------ Given records ------
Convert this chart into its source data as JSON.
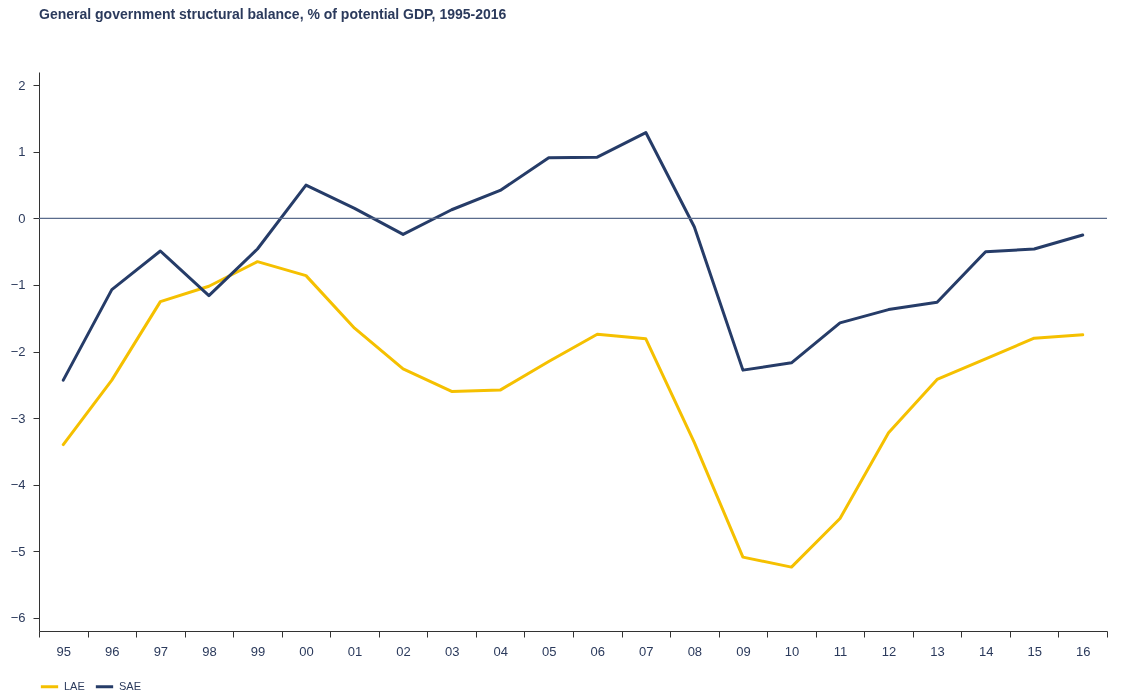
{
  "chart_data": {
    "type": "line",
    "title": "General government structural balance, % of potential GDP, 1995-2016",
    "categories": [
      "95",
      "96",
      "97",
      "98",
      "99",
      "00",
      "01",
      "02",
      "03",
      "04",
      "05",
      "06",
      "07",
      "08",
      "09",
      "10",
      "11",
      "12",
      "13",
      "14",
      "15",
      "16"
    ],
    "series": [
      {
        "name": "LAE",
        "color": "#f5c000",
        "values": [
          -3.4,
          -2.43,
          -1.25,
          -1.02,
          -0.65,
          -0.86,
          -1.65,
          -2.26,
          -2.6,
          -2.58,
          -2.15,
          -1.74,
          -1.81,
          -3.37,
          -5.09,
          -5.24,
          -4.51,
          -3.22,
          -2.42,
          -2.11,
          -1.8,
          -1.75
        ]
      },
      {
        "name": "SAE",
        "color": "#263c68",
        "values": [
          -2.43,
          -1.07,
          -0.49,
          -1.16,
          -0.46,
          0.5,
          0.15,
          -0.24,
          0.13,
          0.42,
          0.91,
          0.92,
          1.29,
          -0.13,
          -2.28,
          -2.17,
          -1.57,
          -1.37,
          -1.26,
          -0.5,
          -0.46,
          -0.25
        ]
      }
    ],
    "ylim": [
      -6.2,
      2.2
    ],
    "yticks": [
      -6,
      -5,
      -4,
      -3,
      -2,
      -1,
      0,
      1,
      2
    ],
    "ref_lines": [
      {
        "axis": "y",
        "value": 0,
        "color": "#5a6b8c"
      }
    ],
    "grid": false,
    "legend": "bottom",
    "marker": "none",
    "line_style": "solid"
  }
}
------
What needs to be done: With the pictures omitted, reproduce the records in full and exactly.

Answer for this exercise:
Convert this chart into its source data as JSON.
{
  "chart_data": {
    "type": "line",
    "title": "General government structural balance, % of potential GDP, 1995-2016",
    "categories": [
      "95",
      "96",
      "97",
      "98",
      "99",
      "00",
      "01",
      "02",
      "03",
      "04",
      "05",
      "06",
      "07",
      "08",
      "09",
      "10",
      "11",
      "12",
      "13",
      "14",
      "15",
      "16"
    ],
    "series": [
      {
        "name": "LAE",
        "color": "#f5c000",
        "values": [
          -3.4,
          -2.43,
          -1.25,
          -1.02,
          -0.65,
          -0.86,
          -1.65,
          -2.26,
          -2.6,
          -2.58,
          -2.15,
          -1.74,
          -1.81,
          -3.37,
          -5.09,
          -5.24,
          -4.51,
          -3.22,
          -2.42,
          -2.11,
          -1.8,
          -1.75
        ]
      },
      {
        "name": "SAE",
        "color": "#263c68",
        "values": [
          -2.43,
          -1.07,
          -0.49,
          -1.16,
          -0.46,
          0.5,
          0.15,
          -0.24,
          0.13,
          0.42,
          0.91,
          0.92,
          1.29,
          -0.13,
          -2.28,
          -2.17,
          -1.57,
          -1.37,
          -1.26,
          -0.5,
          -0.46,
          -0.25
        ]
      }
    ],
    "ylim": [
      -6.2,
      2.2
    ],
    "yticks": [
      -6,
      -5,
      -4,
      -3,
      -2,
      -1,
      0,
      1,
      2
    ],
    "ref_lines": [
      {
        "axis": "y",
        "value": 0,
        "color": "#5a6b8c"
      }
    ],
    "grid": false,
    "legend": "bottom",
    "marker": "none",
    "line_style": "solid"
  }
}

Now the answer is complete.